Stored data entries:
------

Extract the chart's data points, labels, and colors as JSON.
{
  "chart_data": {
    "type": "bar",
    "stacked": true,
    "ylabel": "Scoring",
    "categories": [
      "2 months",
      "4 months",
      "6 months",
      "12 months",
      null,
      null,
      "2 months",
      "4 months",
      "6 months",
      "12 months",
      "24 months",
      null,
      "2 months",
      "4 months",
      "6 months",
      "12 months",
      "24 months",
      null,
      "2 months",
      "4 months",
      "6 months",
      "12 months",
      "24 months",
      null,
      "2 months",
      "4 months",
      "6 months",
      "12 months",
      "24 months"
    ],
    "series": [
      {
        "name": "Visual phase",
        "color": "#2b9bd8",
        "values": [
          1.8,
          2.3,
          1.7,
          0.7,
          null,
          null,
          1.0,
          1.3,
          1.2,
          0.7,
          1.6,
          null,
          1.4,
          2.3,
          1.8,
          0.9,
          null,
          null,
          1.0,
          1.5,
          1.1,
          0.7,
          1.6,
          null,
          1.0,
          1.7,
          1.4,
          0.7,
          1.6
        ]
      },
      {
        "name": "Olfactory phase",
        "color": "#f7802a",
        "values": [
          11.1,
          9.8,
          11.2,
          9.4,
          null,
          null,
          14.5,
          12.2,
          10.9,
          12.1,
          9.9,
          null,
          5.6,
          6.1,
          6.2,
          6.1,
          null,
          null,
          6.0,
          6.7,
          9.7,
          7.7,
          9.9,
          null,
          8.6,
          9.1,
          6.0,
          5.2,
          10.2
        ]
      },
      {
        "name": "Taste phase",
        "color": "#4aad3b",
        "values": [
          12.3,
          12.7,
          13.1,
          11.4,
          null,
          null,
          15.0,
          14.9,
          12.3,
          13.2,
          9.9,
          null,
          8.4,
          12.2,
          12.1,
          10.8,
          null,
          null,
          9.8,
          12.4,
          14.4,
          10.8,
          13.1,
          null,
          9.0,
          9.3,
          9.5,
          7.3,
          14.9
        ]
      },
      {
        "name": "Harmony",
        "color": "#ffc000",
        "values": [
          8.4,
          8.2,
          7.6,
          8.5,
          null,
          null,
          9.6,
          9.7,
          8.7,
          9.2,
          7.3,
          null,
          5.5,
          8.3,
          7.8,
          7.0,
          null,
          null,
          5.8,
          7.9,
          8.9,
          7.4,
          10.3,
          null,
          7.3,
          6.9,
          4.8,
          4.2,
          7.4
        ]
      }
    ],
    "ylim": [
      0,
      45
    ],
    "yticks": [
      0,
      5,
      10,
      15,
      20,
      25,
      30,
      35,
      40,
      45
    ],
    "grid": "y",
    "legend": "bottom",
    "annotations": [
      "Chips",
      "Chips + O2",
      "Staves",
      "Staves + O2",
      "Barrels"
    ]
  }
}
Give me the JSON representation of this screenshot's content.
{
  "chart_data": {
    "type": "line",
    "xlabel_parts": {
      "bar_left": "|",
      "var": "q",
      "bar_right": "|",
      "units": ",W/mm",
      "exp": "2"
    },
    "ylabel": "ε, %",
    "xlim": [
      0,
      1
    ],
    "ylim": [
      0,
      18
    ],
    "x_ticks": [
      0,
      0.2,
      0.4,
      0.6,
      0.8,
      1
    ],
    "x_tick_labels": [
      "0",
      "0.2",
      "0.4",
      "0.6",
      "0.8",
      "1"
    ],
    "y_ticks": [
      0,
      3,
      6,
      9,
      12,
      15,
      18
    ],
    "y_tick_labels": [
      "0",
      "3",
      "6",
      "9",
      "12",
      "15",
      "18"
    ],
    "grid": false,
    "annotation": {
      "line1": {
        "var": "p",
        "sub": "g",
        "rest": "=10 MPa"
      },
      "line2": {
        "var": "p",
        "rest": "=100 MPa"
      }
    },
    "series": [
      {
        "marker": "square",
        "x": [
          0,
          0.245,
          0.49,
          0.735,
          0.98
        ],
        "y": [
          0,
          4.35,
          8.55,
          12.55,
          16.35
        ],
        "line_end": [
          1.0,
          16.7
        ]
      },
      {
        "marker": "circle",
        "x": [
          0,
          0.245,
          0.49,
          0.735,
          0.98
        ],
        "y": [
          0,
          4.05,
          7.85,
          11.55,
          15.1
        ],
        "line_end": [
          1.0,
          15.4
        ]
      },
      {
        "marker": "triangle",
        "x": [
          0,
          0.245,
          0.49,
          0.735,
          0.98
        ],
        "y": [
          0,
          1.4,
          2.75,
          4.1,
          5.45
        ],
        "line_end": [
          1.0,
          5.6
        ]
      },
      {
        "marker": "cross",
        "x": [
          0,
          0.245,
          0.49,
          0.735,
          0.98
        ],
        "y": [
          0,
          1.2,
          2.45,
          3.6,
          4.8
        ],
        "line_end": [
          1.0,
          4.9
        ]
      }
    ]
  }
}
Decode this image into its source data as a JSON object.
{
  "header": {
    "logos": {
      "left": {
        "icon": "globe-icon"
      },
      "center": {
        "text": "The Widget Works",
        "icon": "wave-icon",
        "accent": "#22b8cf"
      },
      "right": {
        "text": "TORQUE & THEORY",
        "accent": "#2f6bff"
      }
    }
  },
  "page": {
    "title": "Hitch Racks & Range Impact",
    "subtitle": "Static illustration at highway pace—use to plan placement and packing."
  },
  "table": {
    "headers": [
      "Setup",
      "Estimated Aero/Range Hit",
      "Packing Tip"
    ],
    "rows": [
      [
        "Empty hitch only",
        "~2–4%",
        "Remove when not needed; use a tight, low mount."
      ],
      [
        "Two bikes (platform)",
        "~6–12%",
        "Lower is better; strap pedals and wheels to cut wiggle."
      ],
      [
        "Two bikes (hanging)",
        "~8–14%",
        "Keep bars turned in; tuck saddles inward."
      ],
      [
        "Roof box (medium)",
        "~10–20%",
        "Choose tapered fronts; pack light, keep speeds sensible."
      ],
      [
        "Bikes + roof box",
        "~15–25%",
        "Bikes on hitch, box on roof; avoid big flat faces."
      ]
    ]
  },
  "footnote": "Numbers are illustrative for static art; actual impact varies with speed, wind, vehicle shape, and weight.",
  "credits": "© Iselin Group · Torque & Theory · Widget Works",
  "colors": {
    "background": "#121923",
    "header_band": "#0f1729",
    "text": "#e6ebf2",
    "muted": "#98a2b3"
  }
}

------

Return each line of the data exactly as written above.

__Answer to the problem__.
Extract the chart's data points, labels, and colors as JSON.
{
  "chart_data": {
    "type": "bar",
    "stacked": true,
    "ylabel": "Scoring",
    "categories": [
      "2 months",
      "4 months",
      "6 months",
      "12 months",
      null,
      null,
      "2 months",
      "4 months",
      "6 months",
      "12 months",
      "24 months",
      null,
      "2 months",
      "4 months",
      "6 months",
      "12 months",
      "24 months",
      null,
      "2 months",
      "4 months",
      "6 months",
      "12 months",
      "24 months",
      null,
      "2 months",
      "4 months",
      "6 months",
      "12 months",
      "24 months"
    ],
    "series": [
      {
        "name": "Visual phase",
        "color": "#2b9bd8",
        "values": [
          1.8,
          2.3,
          1.7,
          0.7,
          null,
          null,
          1.0,
          1.3,
          1.2,
          0.7,
          1.6,
          null,
          1.4,
          2.3,
          1.8,
          0.9,
          null,
          null,
          1.0,
          1.5,
          1.1,
          0.7,
          1.6,
          null,
          1.0,
          1.7,
          1.4,
          0.7,
          1.6
        ]
      },
      {
        "name": "Olfactory phase",
        "color": "#f7802a",
        "values": [
          11.1,
          9.8,
          11.2,
          9.4,
          null,
          null,
          14.5,
          12.2,
          10.9,
          12.1,
          9.9,
          null,
          5.6,
          6.1,
          6.2,
          6.1,
          null,
          null,
          6.0,
          6.7,
          9.7,
          7.7,
          9.9,
          null,
          8.6,
          9.1,
          6.0,
          5.2,
          10.2
        ]
      },
      {
        "name": "Taste phase",
        "color": "#4aad3b",
        "values": [
          12.3,
          12.7,
          13.1,
          11.4,
          null,
          null,
          15.0,
          14.9,
          12.3,
          13.2,
          9.9,
          null,
          8.4,
          12.2,
          12.1,
          10.8,
          null,
          null,
          9.8,
          12.4,
          14.4,
          10.8,
          13.1,
          null,
          9.0,
          9.3,
          9.5,
          7.3,
          14.9
        ]
      },
      {
        "name": "Harmony",
        "color": "#ffc000",
        "values": [
          8.4,
          8.2,
          7.6,
          8.5,
          null,
          null,
          9.6,
          9.7,
          8.7,
          9.2,
          7.3,
          null,
          5.5,
          8.3,
          7.8,
          7.0,
          null,
          null,
          5.8,
          7.9,
          8.9,
          7.4,
          10.3,
          null,
          7.3,
          6.9,
          4.8,
          4.2,
          7.4
        ]
      }
    ],
    "ylim": [
      0,
      45
    ],
    "yticks": [
      0,
      5,
      10,
      15,
      20,
      25,
      30,
      35,
      40,
      45
    ],
    "grid": "y",
    "legend": "bottom",
    "annotations": [
      "Chips",
      "Chips + O2",
      "Staves",
      "Staves + O2",
      "Barrels"
    ]
  }
}
Give me the JSON representation of this screenshot's content.
{
  "chart_data": {
    "type": "line",
    "xlabel_parts": {
      "bar_left": "|",
      "var": "q",
      "bar_right": "|",
      "units": ",W/mm",
      "exp": "2"
    },
    "ylabel": "ε, %",
    "xlim": [
      0,
      1
    ],
    "ylim": [
      0,
      18
    ],
    "x_ticks": [
      0,
      0.2,
      0.4,
      0.6,
      0.8,
      1
    ],
    "x_tick_labels": [
      "0",
      "0.2",
      "0.4",
      "0.6",
      "0.8",
      "1"
    ],
    "y_ticks": [
      0,
      3,
      6,
      9,
      12,
      15,
      18
    ],
    "y_tick_labels": [
      "0",
      "3",
      "6",
      "9",
      "12",
      "15",
      "18"
    ],
    "grid": false,
    "annotation": {
      "line1": {
        "var": "p",
        "sub": "g",
        "rest": "=10 MPa"
      },
      "line2": {
        "var": "p",
        "rest": "=100 MPa"
      }
    },
    "series": [
      {
        "marker": "square",
        "x": [
          0,
          0.245,
          0.49,
          0.735,
          0.98
        ],
        "y": [
          0,
          4.35,
          8.55,
          12.55,
          16.35
        ],
        "line_end": [
          1.0,
          16.7
        ]
      },
      {
        "marker": "circle",
        "x": [
          0,
          0.245,
          0.49,
          0.735,
          0.98
        ],
        "y": [
          0,
          4.05,
          7.85,
          11.55,
          15.1
        ],
        "line_end": [
          1.0,
          15.4
        ]
      },
      {
        "marker": "triangle",
        "x": [
          0,
          0.245,
          0.49,
          0.735,
          0.98
        ],
        "y": [
          0,
          1.4,
          2.75,
          4.1,
          5.45
        ],
        "line_end": [
          1.0,
          5.6
        ]
      },
      {
        "marker": "cross",
        "x": [
          0,
          0.245,
          0.49,
          0.735,
          0.98
        ],
        "y": [
          0,
          1.2,
          2.45,
          3.6,
          4.8
        ],
        "line_end": [
          1.0,
          4.9
        ]
      }
    ]
  }
}
Decode this image into its source data as a JSON object.
{
  "header": {
    "logos": {
      "left": {
        "icon": "globe-icon"
      },
      "center": {
        "text": "The Widget Works",
        "icon": "wave-icon",
        "accent": "#22b8cf"
      },
      "right": {
        "text": "TORQUE & THEORY",
        "accent": "#2f6bff"
      }
    }
  },
  "page": {
    "title": "Hitch Racks & Range Impact",
    "subtitle": "Static illustration at highway pace—use to plan placement and packing."
  },
  "table": {
    "headers": [
      "Setup",
      "Estimated Aero/Range Hit",
      "Packing Tip"
    ],
    "rows": [
      [
        "Empty hitch only",
        "~2–4%",
        "Remove when not needed; use a tight, low mount."
      ],
      [
        "Two bikes (platform)",
        "~6–12%",
        "Lower is better; strap pedals and wheels to cut wiggle."
      ],
      [
        "Two bikes (hanging)",
        "~8–14%",
        "Keep bars turned in; tuck saddles inward."
      ],
      [
        "Roof box (medium)",
        "~10–20%",
        "Choose tapered fronts; pack light, keep speeds sensible."
      ],
      [
        "Bikes + roof box",
        "~15–25%",
        "Bikes on hitch, box on roof; avoid big flat faces."
      ]
    ]
  },
  "footnote": "Numbers are illustrative for static art; actual impact varies with speed, wind, vehicle shape, and weight.",
  "credits": "© Iselin Group · Torque & Theory · Widget Works",
  "colors": {
    "background": "#121923",
    "header_band": "#0f1729",
    "text": "#e6ebf2",
    "muted": "#98a2b3"
  }
}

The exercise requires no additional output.